[START OF DATA PROVIDED]
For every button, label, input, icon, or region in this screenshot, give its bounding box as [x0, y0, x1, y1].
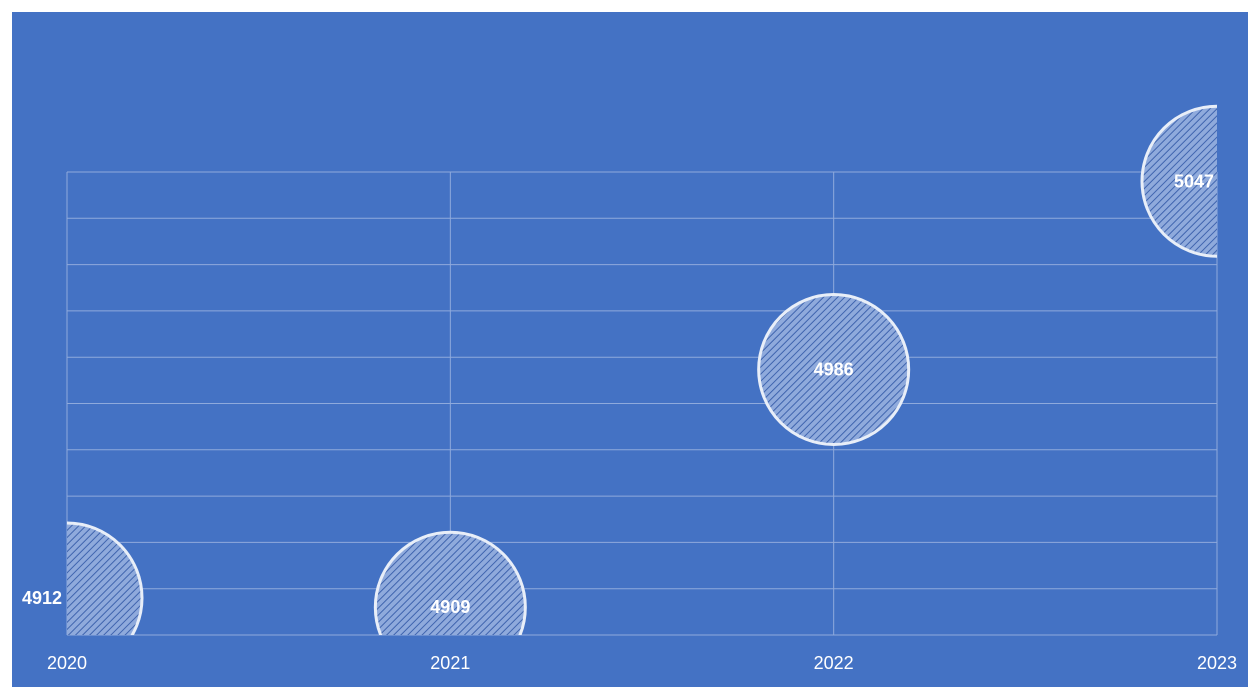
data-point-2022 [757, 293, 911, 447]
data-markers [67, 104, 1217, 635]
gridlines [66, 171, 1218, 636]
data-point-2021 [373, 530, 527, 635]
x-tick-label-2021: 2021 [430, 653, 470, 673]
x-axis-tick-labels: 2020 2021 2022 2023 [47, 653, 1237, 673]
data-point-2020 [67, 521, 144, 635]
data-label-2021: 4909 [430, 597, 470, 617]
x-tick-label-2020: 2020 [47, 653, 87, 673]
x-tick-label-2022: 2022 [814, 653, 854, 673]
chart-area: 4912 4909 4986 5047 2020 2021 2022 2023 [12, 12, 1248, 687]
data-label-2022: 4986 [814, 360, 854, 380]
data-label-2023: 5047 [1174, 171, 1214, 191]
data-point-2023 [1140, 104, 1217, 258]
bubble-chart: 4912 4909 4986 5047 2020 2021 2022 2023 [22, 104, 1237, 673]
data-labels: 4912 4909 4986 5047 [22, 171, 1214, 617]
data-label-2020: 4912 [22, 588, 62, 608]
x-tick-label-2023: 2023 [1197, 653, 1237, 673]
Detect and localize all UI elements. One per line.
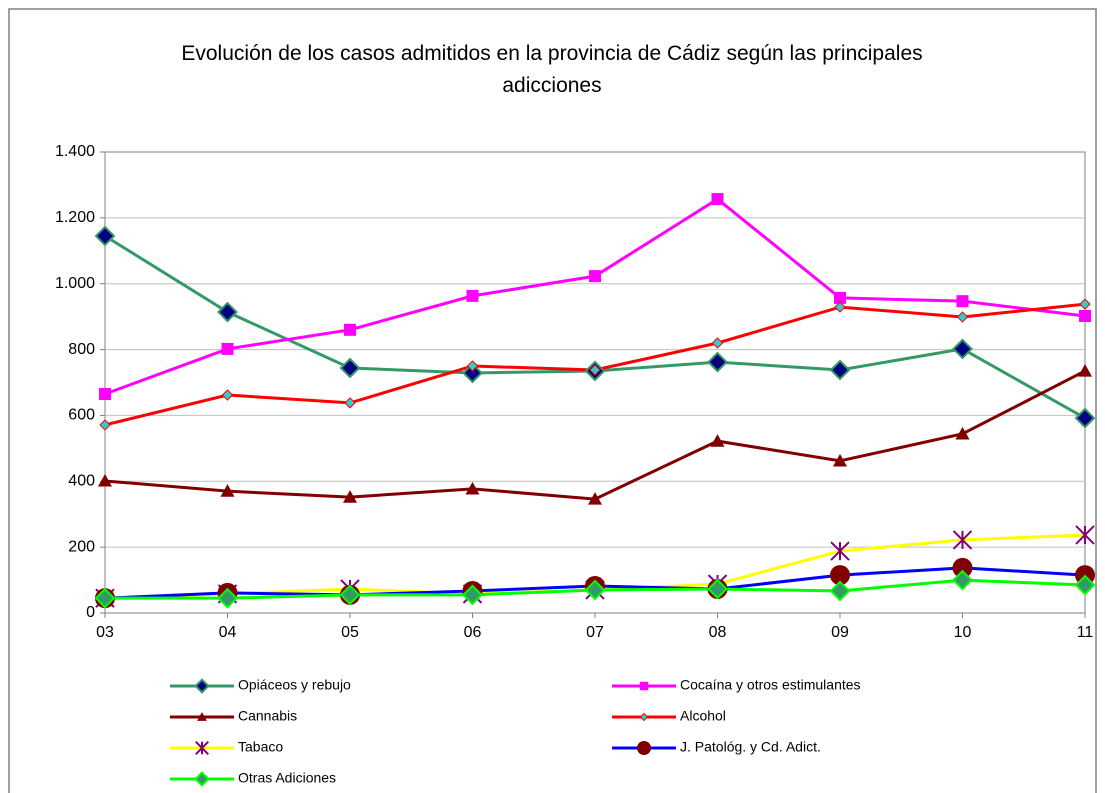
[END OF DATA PROVIDED]
# [WRITTEN TASK]
Starting from the first of the rows and ending after the line that contains "x-tick-label-2022: 2022 [814, 653, 854, 673]", write the lines again with "screenshot" swapped for "image" and nothing else altered. Leave the pictures out.

# [COMPLETE RESPONSE]
For every button, label, input, icon, or region in this image, give its bounding box as [x0, y0, x1, y1].
data-point-2022 [757, 293, 911, 447]
data-markers [67, 104, 1217, 635]
gridlines [66, 171, 1218, 636]
data-point-2021 [373, 530, 527, 635]
x-tick-label-2021: 2021 [430, 653, 470, 673]
x-axis-tick-labels: 2020 2021 2022 2023 [47, 653, 1237, 673]
data-point-2020 [67, 521, 144, 635]
data-label-2021: 4909 [430, 597, 470, 617]
x-tick-label-2020: 2020 [47, 653, 87, 673]
x-tick-label-2022: 2022 [814, 653, 854, 673]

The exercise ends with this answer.